BRIEF 1
Answer these from the discussion of Apple and Google Cloud:
(a) In the quoted statement, which two companies does Apple say it is collaborating with?
(b) From what are part of Apple's models derived?
(c) Besides using Google Cloud, what does Apple continue to build and invest in?
BRIEF 2
Extend the discussion of Apple running workloads on Google Cloud, continuing in the same conversational comment style.
---------- EXTRACTED TEXT ----------
They are using Google Cloud.
https://security.apple.com/blog/expanding-pcc/?linkId=100000...
"Now, we are collaborating with Google and NVIDIA to run new Apple Intelligence workloads on Google Cloud, extending our industry-leading PCC privacy commitments to third-party data centers for the first time."
That’s not so special, though? There’s a difference between Google infra running Google services.
Versus any F500 company running their services on GCP.
It’s a bit whacky to think about because Apple will operate Google owned software on GCP. But it should be sandboxed just the same.
I’m not making a normative privacy argument here. Just pointing out that this is cloud business as usual. Perhaps it’s interesting Apple is doing it, but basically everything else is already using either AWS or GCP at this point.
Google Cloud, but, the way I read it, not Google’s AI offerings. They, basically, hire Google servers to run their software on it.
They also (claim to) ensure those servers run only software they have approved to run on it.
(Part of their software are models derived from Google Gemini, but that’s orthogonal to this)
They are not _only_ using Google Cloud. They continue to build and invest in their own datacenters. It's not a binary choice.
That is news — I guess not very surprising that they'd need more data centres than before.
But again there is no Apple-to-Google transfer in the inference in the sense of the comment I was originally replying to (I am not suggesting you're implying otherwise, obviously)
But I stand happily corrected where I said they aren't in the picture at all.
---------- DATA EXTRACTS ----------
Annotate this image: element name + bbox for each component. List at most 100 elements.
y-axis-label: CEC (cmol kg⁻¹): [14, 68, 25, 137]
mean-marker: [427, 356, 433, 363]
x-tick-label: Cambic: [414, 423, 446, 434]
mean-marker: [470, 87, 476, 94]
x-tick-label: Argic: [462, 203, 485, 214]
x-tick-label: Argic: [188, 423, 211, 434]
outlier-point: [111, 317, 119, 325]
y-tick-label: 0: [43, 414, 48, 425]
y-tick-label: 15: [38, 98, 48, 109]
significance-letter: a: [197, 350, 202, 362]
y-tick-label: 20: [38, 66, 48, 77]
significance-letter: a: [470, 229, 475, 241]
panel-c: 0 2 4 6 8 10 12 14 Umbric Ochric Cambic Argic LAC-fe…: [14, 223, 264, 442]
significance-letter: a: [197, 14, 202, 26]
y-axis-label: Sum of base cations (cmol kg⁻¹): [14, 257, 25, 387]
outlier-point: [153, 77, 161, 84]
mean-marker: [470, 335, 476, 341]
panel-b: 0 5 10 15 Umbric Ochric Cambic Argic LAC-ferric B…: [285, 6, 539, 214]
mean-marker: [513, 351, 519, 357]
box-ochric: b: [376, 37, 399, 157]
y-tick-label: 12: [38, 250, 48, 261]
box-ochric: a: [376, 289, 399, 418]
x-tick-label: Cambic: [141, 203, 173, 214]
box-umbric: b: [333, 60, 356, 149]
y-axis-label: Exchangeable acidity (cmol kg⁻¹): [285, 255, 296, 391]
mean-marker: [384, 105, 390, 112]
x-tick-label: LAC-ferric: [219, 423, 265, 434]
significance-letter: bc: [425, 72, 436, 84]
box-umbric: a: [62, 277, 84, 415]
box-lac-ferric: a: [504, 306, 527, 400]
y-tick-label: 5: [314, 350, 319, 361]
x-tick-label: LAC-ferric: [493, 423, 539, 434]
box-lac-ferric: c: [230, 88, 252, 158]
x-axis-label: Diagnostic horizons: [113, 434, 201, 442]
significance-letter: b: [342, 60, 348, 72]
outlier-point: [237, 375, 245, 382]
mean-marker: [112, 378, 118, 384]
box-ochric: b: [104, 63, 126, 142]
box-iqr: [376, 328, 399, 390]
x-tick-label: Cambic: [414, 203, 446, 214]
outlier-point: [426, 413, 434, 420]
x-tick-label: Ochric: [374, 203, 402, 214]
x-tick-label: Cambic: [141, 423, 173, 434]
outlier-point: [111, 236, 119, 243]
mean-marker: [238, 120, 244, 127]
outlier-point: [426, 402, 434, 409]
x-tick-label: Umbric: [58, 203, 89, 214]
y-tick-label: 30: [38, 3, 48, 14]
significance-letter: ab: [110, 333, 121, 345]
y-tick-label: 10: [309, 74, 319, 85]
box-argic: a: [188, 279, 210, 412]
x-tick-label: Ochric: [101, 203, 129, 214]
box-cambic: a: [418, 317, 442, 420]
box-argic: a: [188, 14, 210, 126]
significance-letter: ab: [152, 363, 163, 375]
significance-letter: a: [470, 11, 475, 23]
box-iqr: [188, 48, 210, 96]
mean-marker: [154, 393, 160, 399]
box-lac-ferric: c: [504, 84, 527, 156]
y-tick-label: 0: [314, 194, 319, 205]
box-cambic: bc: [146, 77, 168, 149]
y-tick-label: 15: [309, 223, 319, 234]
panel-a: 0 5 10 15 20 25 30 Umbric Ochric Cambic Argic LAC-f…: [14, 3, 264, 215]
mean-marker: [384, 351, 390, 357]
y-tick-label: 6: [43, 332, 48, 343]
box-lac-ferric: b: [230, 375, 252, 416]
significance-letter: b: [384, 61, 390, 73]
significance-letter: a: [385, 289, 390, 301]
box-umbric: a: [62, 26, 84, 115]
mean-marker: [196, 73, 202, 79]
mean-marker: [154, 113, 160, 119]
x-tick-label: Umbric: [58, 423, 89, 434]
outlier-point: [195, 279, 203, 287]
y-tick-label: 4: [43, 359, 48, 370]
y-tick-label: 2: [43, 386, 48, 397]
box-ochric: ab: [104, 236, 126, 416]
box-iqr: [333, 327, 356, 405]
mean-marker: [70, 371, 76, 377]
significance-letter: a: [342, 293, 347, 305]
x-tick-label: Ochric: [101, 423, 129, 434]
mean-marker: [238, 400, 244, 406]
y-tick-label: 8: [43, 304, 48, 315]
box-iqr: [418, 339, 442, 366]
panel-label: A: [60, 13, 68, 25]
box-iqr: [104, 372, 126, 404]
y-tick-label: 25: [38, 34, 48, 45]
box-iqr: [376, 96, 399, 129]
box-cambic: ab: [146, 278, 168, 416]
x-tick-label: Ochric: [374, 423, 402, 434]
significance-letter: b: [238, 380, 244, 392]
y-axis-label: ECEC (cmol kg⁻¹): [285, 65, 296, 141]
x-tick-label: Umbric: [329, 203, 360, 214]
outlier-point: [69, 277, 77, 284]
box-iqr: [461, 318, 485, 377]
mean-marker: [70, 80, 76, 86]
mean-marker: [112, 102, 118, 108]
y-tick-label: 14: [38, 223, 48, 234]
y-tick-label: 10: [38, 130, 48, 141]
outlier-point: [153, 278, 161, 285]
----------
EXERCISE RESPONSE 1
(a) Google and NVIDIA.
(b) Google Gemini.
(c) Its own datacenters.

EXERCISE RESPONSE 2
That is an interesting press release because it outlines what they would have had to do with any data centre they were outsourcing to.
iCloud already uses Google Cloud, so that still doesn't change the operational boundaries of where data goes
I hope they are still using PCC hardware rather than running private data through third-party servers.
Per that link: I think there's an interesting question about whether a nefarious actor who's infiltrated a cloud provider with physical access to machines that are running signed operating systems, with signed binaries, with TDX remote attestation, and with hardware supply chain verification, has the ability to break the privacy guarantees of a tenant with Apple's sophistication.
Certainly, one could tamper with the hardware, but could one do it in a way that wouldn't get that machine immediately flagged, removed from the routing pool, and told to wipe its memory immediately, by a watchtower (perhaps even the routing layer itself) that runs in a separate secure Apple datacenter?